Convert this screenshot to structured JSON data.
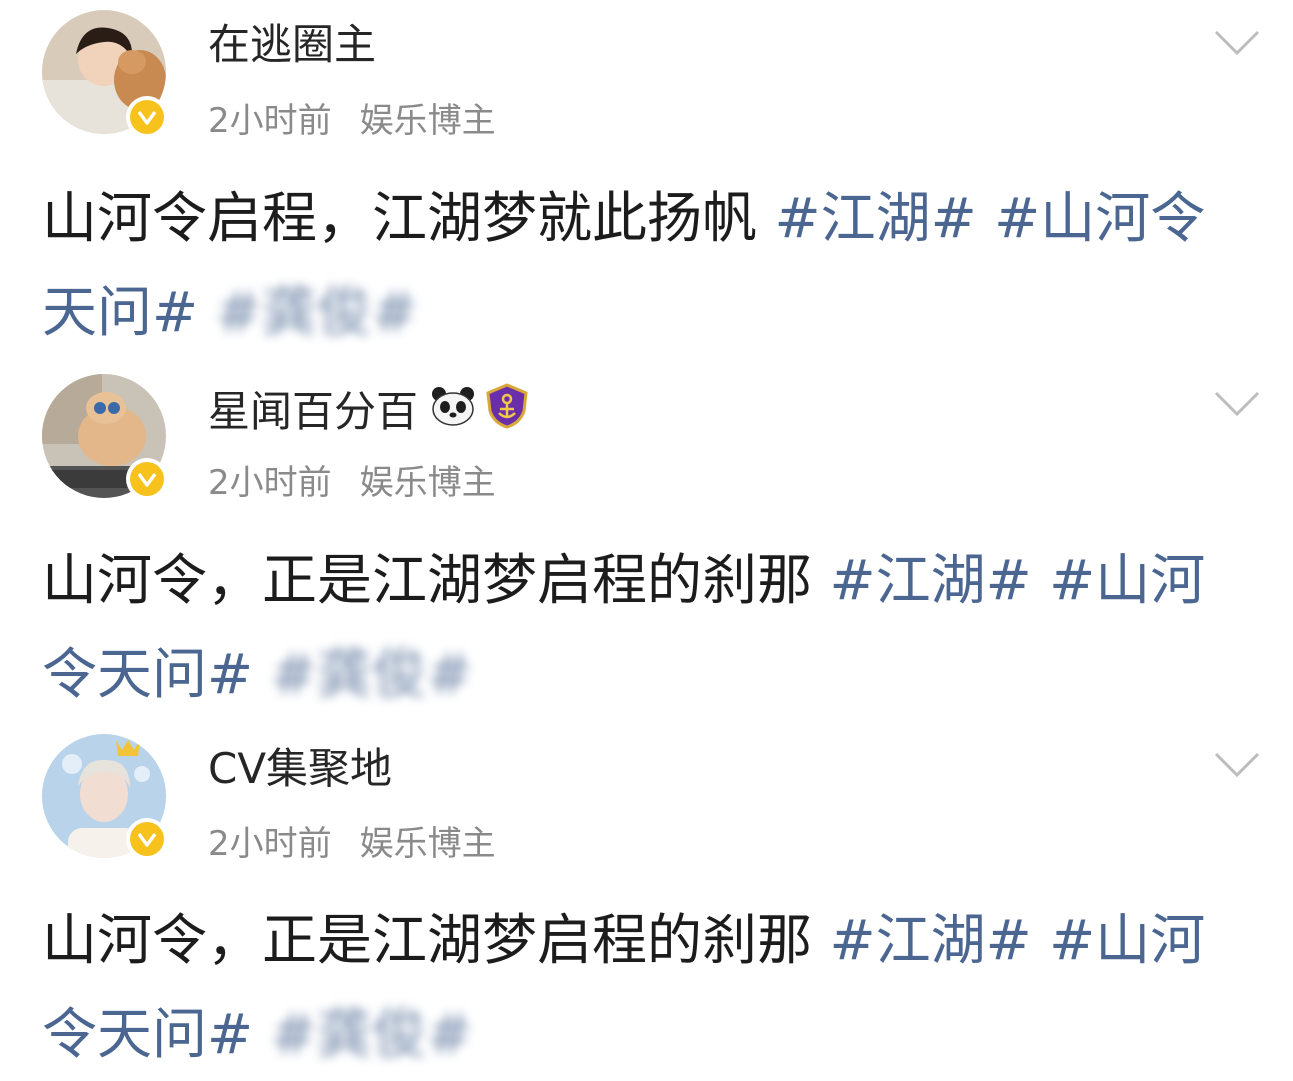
{
  "posts": [
    {
      "username": "在逃圈主",
      "time": "2小时前",
      "category": "娱乐博主",
      "text": "山河令启程，江湖梦就此扬帆 ",
      "tags": [
        "#江湖# ",
        "#山河令天问# ",
        "#龚俊#"
      ],
      "badges": []
    },
    {
      "username": "星闻百分百",
      "time": "2小时前",
      "category": "娱乐博主",
      "text": "山河令，正是江湖梦启程的刹那 ",
      "tags": [
        "#江湖# ",
        "#山河令天问# ",
        "#龚俊#"
      ],
      "badges": [
        "panda-icon",
        "shield-badge-icon"
      ]
    },
    {
      "username": "CV集聚地",
      "time": "2小时前",
      "category": "娱乐博主",
      "text": "山河令，正是江湖梦启程的刹那 ",
      "tags": [
        "#江湖# ",
        "#山河令天问# ",
        "#龚俊#"
      ],
      "badges": []
    }
  ],
  "colors": {
    "tag": "#4a6691",
    "meta": "#8a8a8a",
    "verified": "#f6c21b"
  }
}
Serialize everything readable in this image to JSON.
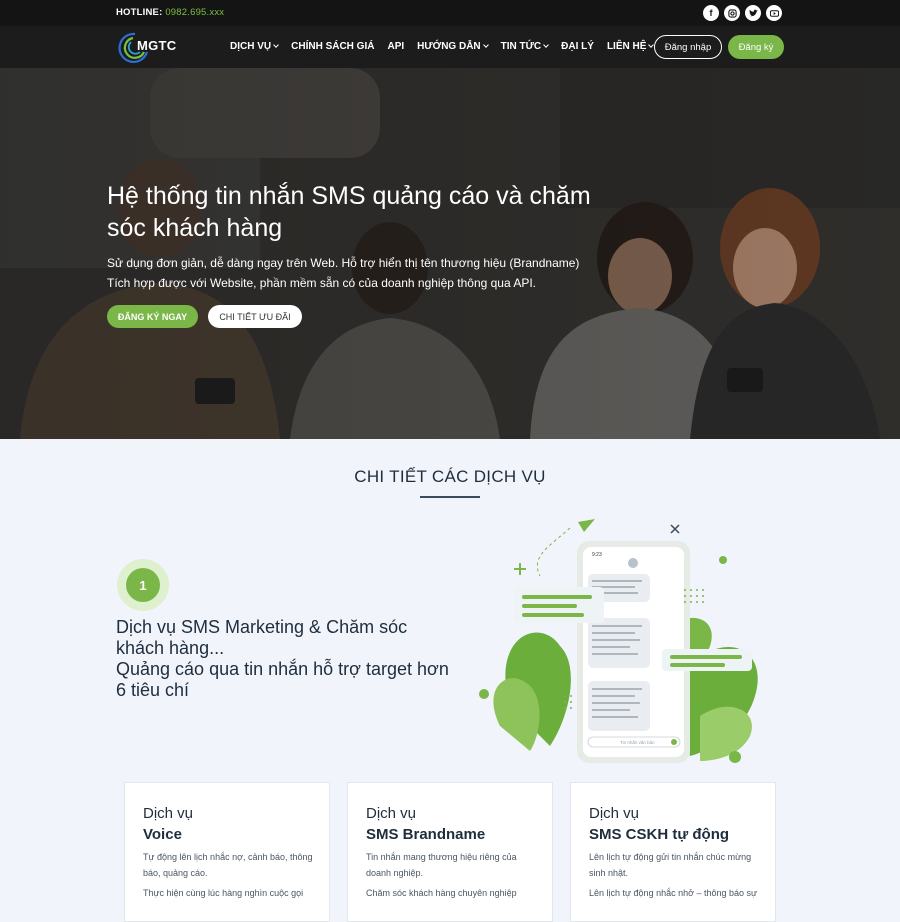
{
  "topbar": {
    "hotline_label": "HOTLINE:",
    "hotline_number": "0982.695.xxx",
    "socials": [
      "facebook-icon",
      "instagram-icon",
      "twitter-icon",
      "youtube-icon"
    ]
  },
  "nav": {
    "logo_text": "MGTC",
    "items": [
      {
        "label": "DỊCH VỤ",
        "dropdown": true
      },
      {
        "label": "CHÍNH SÁCH GIÁ",
        "dropdown": false
      },
      {
        "label": "API",
        "dropdown": false
      },
      {
        "label": "HƯỚNG DẪN",
        "dropdown": true
      },
      {
        "label": "TIN TỨC",
        "dropdown": true
      },
      {
        "label": "ĐẠI LÝ",
        "dropdown": false
      },
      {
        "label": "LIÊN HỆ",
        "dropdown": true
      }
    ],
    "login_label": "Đăng nhập",
    "register_label": "Đăng ký"
  },
  "hero": {
    "title": "Hệ thống tin nhắn SMS quảng cáo và chăm sóc khách hàng",
    "desc_line1": "Sử dụng đơn giản, dễ dàng ngay trên Web. Hỗ trợ hiển thị tên thương hiệu (Brandname)",
    "desc_line2": "Tích hợp được với Website, phần mềm sẵn có của doanh nghiệp thông qua API.",
    "cta_primary": "ĐĂNG KÝ NGAY",
    "cta_secondary": "CHI TIẾT ƯU ĐÃI"
  },
  "services": {
    "section_title": "CHI TIẾT CÁC DỊCH VỤ",
    "step_number": "1",
    "step_title_line1": "Dịch vụ SMS Marketing & Chăm sóc khách hàng...",
    "step_title_line2": "Quảng cáo qua tin nhắn hỗ trợ target hơn 6 tiêu chí",
    "cards": [
      {
        "title_line1": "Dịch vụ",
        "title_line2": "Voice",
        "desc": [
          "Tự động lên lịch nhắc nợ, cảnh báo, thông báo, quảng cáo.",
          "Thực hiện cùng lúc hàng nghìn cuộc gọi"
        ]
      },
      {
        "title_line1": "Dịch vụ",
        "title_line2": "SMS Brandname",
        "desc": [
          "Tin nhắn mang thương hiệu riêng của doanh nghiệp.",
          "Chăm sóc khách hàng chuyên nghiệp"
        ]
      },
      {
        "title_line1": "Dịch vụ",
        "title_line2": "SMS CSKH tự động",
        "desc": [
          "Lên lịch tự động gửi tin nhắn chúc mừng sinh nhật.",
          "Lên lịch tự động nhắc nhở – thông báo sự"
        ]
      }
    ]
  },
  "phone": {
    "time": "9:23",
    "input_placeholder": "Tin nhắn văn bản"
  },
  "colors": {
    "accent": "#7ab648",
    "dark": "#1c1c1c",
    "section_bg": "#f1f5fb"
  }
}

★ ★ ★ ★ ★ ★ ★

▶ [GIVEN PROBLEM]
Pictures appear in the records above. Output everything except them, exactly.

▶ [ANSWER TO THIS TASK]
Convert this screenshot to structured JSON data.
{
  "posts": [
    {
      "username": "在逃圈主",
      "time": "2小时前",
      "category": "娱乐博主",
      "text": "山河令启程，江湖梦就此扬帆 ",
      "tags": [
        "#江湖# ",
        "#山河令天问# ",
        "#龚俊#"
      ],
      "badges": []
    },
    {
      "username": "星闻百分百",
      "time": "2小时前",
      "category": "娱乐博主",
      "text": "山河令，正是江湖梦启程的刹那 ",
      "tags": [
        "#江湖# ",
        "#山河令天问# ",
        "#龚俊#"
      ],
      "badges": [
        "panda-icon",
        "shield-badge-icon"
      ]
    },
    {
      "username": "CV集聚地",
      "time": "2小时前",
      "category": "娱乐博主",
      "text": "山河令，正是江湖梦启程的刹那 ",
      "tags": [
        "#江湖# ",
        "#山河令天问# ",
        "#龚俊#"
      ],
      "badges": []
    }
  ],
  "colors": {
    "tag": "#4a6691",
    "meta": "#8a8a8a",
    "verified": "#f6c21b"
  }
}
Serialize everything readable in this image to JSON.
{
  "topbar": {
    "hotline_label": "HOTLINE:",
    "hotline_number": "0982.695.xxx",
    "socials": [
      "facebook-icon",
      "instagram-icon",
      "twitter-icon",
      "youtube-icon"
    ]
  },
  "nav": {
    "logo_text": "MGTC",
    "items": [
      {
        "label": "DỊCH VỤ",
        "dropdown": true
      },
      {
        "label": "CHÍNH SÁCH GIÁ",
        "dropdown": false
      },
      {
        "label": "API",
        "dropdown": false
      },
      {
        "label": "HƯỚNG DẪN",
        "dropdown": true
      },
      {
        "label": "TIN TỨC",
        "dropdown": true
      },
      {
        "label": "ĐẠI LÝ",
        "dropdown": false
      },
      {
        "label": "LIÊN HỆ",
        "dropdown": true
      }
    ],
    "login_label": "Đăng nhập",
    "register_label": "Đăng ký"
  },
  "hero": {
    "title": "Hệ thống tin nhắn SMS quảng cáo và chăm sóc khách hàng",
    "desc_line1": "Sử dụng đơn giản, dễ dàng ngay trên Web. Hỗ trợ hiển thị tên thương hiệu (Brandname)",
    "desc_line2": "Tích hợp được với Website, phần mềm sẵn có của doanh nghiệp thông qua API.",
    "cta_primary": "ĐĂNG KÝ NGAY",
    "cta_secondary": "CHI TIẾT ƯU ĐÃI"
  },
  "services": {
    "section_title": "CHI TIẾT CÁC DỊCH VỤ",
    "step_number": "1",
    "step_title_line1": "Dịch vụ SMS Marketing & Chăm sóc khách hàng...",
    "step_title_line2": "Quảng cáo qua tin nhắn hỗ trợ target hơn 6 tiêu chí",
    "cards": [
      {
        "title_line1": "Dịch vụ",
        "title_line2": "Voice",
        "desc": [
          "Tự động lên lịch nhắc nợ, cảnh báo, thông báo, quảng cáo.",
          "Thực hiện cùng lúc hàng nghìn cuộc gọi"
        ]
      },
      {
        "title_line1": "Dịch vụ",
        "title_line2": "SMS Brandname",
        "desc": [
          "Tin nhắn mang thương hiệu riêng của doanh nghiệp.",
          "Chăm sóc khách hàng chuyên nghiệp"
        ]
      },
      {
        "title_line1": "Dịch vụ",
        "title_line2": "SMS CSKH tự động",
        "desc": [
          "Lên lịch tự động gửi tin nhắn chúc mừng sinh nhật.",
          "Lên lịch tự động nhắc nhở – thông báo sự"
        ]
      }
    ]
  },
  "phone": {
    "time": "9:23",
    "input_placeholder": "Tin nhắn văn bản"
  },
  "colors": {
    "accent": "#7ab648",
    "dark": "#1c1c1c",
    "section_bg": "#f1f5fb"
  }
}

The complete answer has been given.